## DATASET EXCERPTS
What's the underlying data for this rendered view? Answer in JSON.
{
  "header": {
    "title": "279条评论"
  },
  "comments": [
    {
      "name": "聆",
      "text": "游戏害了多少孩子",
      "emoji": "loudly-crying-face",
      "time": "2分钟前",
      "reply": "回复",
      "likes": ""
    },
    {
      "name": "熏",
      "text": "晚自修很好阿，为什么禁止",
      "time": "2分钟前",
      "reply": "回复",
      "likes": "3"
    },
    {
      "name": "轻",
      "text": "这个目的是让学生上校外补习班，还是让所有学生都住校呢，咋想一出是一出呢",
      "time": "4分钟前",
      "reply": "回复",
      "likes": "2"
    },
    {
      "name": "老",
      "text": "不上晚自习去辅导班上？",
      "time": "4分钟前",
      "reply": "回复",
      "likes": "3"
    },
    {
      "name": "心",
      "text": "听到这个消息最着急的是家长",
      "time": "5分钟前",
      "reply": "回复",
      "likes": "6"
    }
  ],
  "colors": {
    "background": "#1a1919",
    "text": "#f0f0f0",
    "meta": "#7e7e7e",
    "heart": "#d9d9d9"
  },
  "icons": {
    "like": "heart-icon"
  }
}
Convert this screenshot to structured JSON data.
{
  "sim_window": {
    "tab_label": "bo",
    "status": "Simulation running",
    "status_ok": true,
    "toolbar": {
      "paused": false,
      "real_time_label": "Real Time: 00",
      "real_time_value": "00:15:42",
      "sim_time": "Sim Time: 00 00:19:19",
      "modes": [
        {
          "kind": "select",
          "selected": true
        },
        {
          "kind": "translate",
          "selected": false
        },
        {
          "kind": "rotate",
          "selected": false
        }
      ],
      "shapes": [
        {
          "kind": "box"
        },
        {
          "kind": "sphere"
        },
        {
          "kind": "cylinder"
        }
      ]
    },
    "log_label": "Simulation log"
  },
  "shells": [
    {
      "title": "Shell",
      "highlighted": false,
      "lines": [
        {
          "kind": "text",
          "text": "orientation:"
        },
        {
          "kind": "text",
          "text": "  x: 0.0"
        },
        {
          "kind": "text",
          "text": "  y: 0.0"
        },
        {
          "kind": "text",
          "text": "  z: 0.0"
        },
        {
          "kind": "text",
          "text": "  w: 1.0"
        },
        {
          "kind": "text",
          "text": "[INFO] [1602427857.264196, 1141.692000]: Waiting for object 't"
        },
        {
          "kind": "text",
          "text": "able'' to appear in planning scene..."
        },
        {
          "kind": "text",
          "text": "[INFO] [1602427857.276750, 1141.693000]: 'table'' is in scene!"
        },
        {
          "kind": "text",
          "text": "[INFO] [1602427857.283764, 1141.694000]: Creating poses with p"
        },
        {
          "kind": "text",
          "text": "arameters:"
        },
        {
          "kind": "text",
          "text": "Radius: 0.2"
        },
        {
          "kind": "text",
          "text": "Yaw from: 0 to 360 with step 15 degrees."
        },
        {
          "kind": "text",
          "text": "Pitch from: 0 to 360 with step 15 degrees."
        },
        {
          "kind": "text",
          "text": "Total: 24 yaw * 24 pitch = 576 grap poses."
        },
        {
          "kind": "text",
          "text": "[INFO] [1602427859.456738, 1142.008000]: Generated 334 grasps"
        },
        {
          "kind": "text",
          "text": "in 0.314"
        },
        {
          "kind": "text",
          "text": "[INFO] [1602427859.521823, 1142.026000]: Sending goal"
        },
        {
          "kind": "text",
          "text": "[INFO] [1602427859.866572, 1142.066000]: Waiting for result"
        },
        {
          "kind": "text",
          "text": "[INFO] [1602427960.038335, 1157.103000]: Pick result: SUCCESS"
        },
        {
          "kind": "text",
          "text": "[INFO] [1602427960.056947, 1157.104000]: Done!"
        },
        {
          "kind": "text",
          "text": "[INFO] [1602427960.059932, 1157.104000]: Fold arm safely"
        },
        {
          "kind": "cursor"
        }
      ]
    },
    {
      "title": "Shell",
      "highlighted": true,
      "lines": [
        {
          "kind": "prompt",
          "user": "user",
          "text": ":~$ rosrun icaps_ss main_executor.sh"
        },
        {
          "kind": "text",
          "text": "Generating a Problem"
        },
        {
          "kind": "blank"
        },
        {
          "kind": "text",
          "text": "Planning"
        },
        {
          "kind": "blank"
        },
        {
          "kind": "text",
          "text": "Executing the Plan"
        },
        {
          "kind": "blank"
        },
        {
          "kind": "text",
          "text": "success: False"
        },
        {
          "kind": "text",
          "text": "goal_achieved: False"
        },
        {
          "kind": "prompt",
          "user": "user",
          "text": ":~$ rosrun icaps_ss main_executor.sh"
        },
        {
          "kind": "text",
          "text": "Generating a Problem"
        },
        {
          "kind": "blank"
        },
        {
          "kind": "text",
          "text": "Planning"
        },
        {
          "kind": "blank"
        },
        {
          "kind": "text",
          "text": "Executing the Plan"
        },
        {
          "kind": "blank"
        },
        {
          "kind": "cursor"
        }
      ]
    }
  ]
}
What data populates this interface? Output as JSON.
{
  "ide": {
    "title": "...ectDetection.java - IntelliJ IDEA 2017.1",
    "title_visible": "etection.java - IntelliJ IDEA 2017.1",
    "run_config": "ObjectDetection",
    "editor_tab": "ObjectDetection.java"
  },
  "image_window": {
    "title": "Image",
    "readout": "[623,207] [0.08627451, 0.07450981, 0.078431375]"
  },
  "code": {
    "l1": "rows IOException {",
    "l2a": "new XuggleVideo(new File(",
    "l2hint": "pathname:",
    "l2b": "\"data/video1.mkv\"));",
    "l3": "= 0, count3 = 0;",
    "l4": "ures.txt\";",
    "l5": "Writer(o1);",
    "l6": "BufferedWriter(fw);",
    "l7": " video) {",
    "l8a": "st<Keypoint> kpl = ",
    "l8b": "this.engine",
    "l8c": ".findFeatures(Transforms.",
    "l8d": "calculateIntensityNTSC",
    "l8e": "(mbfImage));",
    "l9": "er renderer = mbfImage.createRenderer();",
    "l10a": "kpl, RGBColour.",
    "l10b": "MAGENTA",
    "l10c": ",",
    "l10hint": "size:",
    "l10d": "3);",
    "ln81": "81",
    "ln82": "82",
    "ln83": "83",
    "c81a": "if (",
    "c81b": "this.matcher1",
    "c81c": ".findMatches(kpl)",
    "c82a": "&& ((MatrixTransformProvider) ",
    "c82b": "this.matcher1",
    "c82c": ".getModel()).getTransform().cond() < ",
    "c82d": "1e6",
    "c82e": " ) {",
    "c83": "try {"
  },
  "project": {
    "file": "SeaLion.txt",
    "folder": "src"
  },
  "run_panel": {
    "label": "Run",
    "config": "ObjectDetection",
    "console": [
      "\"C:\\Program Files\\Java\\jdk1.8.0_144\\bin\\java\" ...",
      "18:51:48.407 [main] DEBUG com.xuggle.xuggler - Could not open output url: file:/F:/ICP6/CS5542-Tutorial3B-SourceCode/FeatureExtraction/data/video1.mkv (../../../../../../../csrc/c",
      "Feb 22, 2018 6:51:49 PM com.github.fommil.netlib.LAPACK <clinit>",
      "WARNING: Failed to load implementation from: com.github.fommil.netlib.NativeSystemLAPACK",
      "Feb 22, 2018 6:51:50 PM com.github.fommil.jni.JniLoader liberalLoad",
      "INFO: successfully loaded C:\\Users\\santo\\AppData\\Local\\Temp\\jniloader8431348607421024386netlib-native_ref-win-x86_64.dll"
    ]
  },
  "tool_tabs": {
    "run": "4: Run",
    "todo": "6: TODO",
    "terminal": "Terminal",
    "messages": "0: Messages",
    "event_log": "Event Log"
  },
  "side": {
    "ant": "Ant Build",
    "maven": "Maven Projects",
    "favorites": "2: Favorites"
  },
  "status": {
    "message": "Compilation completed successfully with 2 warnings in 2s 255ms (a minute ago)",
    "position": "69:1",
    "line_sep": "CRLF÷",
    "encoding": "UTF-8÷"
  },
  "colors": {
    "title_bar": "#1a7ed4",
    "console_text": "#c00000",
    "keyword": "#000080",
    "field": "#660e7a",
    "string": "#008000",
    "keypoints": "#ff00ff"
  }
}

## YOUR TASK
Gather each line of the records holding the string "result".

## THE RESPONSE
          "text": "[INFO] [1602427859.866572, 1142.066000]: Waiting for result"
          "text": "[INFO] [1602427960.038335, 1157.103000]: Pick result: SUCCESS"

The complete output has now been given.